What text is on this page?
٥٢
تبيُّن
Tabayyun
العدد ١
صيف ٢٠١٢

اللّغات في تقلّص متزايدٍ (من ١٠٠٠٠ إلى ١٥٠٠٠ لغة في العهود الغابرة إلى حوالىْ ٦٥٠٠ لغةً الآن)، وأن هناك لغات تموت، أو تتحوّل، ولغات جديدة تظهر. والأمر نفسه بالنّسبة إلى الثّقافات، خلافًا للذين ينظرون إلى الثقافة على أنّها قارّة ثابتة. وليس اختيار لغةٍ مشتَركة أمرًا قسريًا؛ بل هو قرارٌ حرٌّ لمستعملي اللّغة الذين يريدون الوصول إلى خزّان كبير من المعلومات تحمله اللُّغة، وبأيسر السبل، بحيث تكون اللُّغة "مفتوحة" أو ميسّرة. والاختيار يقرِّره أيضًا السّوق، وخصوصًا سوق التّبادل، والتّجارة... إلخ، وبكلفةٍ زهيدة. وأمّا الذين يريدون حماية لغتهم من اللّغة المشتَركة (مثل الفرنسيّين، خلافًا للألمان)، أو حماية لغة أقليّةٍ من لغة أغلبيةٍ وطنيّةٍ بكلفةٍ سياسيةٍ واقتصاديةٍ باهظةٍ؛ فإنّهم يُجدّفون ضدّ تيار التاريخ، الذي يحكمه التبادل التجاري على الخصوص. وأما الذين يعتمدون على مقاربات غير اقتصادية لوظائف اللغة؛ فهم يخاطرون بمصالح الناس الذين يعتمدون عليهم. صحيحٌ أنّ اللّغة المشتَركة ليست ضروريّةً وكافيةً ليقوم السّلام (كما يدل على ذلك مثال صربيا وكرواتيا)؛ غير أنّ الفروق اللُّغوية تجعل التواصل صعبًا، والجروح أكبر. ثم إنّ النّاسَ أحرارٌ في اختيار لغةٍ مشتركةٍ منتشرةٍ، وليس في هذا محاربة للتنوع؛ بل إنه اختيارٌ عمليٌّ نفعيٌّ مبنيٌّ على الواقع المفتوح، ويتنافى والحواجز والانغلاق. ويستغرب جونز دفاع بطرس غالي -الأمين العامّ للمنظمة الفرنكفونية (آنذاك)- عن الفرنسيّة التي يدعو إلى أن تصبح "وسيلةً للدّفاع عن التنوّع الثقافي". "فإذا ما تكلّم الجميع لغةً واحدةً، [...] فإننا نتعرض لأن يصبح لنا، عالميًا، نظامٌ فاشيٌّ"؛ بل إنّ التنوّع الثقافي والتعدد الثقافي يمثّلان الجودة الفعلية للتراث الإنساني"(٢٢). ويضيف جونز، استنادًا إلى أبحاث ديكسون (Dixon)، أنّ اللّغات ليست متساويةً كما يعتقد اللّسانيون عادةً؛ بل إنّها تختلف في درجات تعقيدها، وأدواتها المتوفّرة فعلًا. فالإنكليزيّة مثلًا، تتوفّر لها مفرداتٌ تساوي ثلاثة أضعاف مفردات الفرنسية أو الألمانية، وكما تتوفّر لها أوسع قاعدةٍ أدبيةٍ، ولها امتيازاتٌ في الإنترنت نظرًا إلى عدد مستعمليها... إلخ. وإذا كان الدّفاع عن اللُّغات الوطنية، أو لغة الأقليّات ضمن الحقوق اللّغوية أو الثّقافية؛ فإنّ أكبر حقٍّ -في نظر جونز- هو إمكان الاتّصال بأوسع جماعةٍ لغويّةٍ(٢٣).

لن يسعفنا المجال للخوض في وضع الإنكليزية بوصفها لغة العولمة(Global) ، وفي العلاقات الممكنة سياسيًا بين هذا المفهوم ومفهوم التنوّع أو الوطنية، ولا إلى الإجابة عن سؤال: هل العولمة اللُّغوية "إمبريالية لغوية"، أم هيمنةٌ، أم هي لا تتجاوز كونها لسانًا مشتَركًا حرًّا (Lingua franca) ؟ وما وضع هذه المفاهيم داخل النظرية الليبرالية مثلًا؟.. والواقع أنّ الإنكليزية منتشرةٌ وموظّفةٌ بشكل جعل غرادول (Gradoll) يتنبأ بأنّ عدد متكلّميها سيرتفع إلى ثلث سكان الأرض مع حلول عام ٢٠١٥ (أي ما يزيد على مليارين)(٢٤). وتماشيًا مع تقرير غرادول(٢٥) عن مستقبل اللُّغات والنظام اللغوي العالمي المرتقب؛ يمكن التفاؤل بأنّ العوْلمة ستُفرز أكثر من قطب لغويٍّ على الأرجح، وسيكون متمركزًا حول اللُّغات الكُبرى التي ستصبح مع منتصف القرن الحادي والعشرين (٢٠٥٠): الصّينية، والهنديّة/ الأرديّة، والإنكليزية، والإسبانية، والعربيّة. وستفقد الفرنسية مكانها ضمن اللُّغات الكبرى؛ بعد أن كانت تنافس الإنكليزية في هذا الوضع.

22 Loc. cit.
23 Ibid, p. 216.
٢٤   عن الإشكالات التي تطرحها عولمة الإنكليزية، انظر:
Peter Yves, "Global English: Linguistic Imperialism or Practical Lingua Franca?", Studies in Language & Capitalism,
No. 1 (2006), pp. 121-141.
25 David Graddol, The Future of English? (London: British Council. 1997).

◆ ◆ ◆ ◆ ◆ ◆ ◆

- [What you have to do] Identify the lines that hold the word "الإنكليزية". Copy every one of them.

- [Response]
لن يسعفنا المجال للخوض في وضع الإنكليزية بوصفها لغة العولمة(Global) ، وفي العلاقات الممكنة سياسيًا بين هذا المفهوم ومفهوم التنوّع أو الوطنية، ولا إلى الإجابة عن سؤال: هل العولمة اللُّغوية "إمبريالية لغوية"، أم هيمنةٌ، أم هي لا تتجاوز كونها لسانًا مشتَركًا حرًّا (Lingua franca) ؟ وما وضع هذه المفاهيم داخل النظرية الليبرالية مثلًا؟.. والواقع أنّ الإنكليزية منتشرةٌ وموظّفةٌ بشكل جعل غرادول (Gradoll) يتنبأ بأنّ عدد متكلّميها سيرتفع إلى ثلث سكان الأرض مع حلول عام ٢٠١٥ (أي ما يزيد على مليارين)(٢٤). وتماشيًا مع تقرير غرادول(٢٥) عن مستقبل اللُّغات والنظام اللغوي العالمي المرتقب؛ يمكن التفاؤل بأنّ العوْلمة ستُفرز أكثر من قطب لغويٍّ على الأرجح، وسيكون متمركزًا حول اللُّغات الكُبرى التي ستصبح مع منتصف القرن الحادي والعشرين (٢٠٥٠): الصّينية، والهنديّة/ الأرديّة، والإنكليزية، والإسبانية، والعربيّة. وستفقد الفرنسية مكانها ضمن اللُّغات الكبرى؛ بعد أن كانت تنافس الإنكليزية في هذا الوضع.
٢٤   عن الإشكالات التي تطرحها عولمة الإنكليزية، انظر:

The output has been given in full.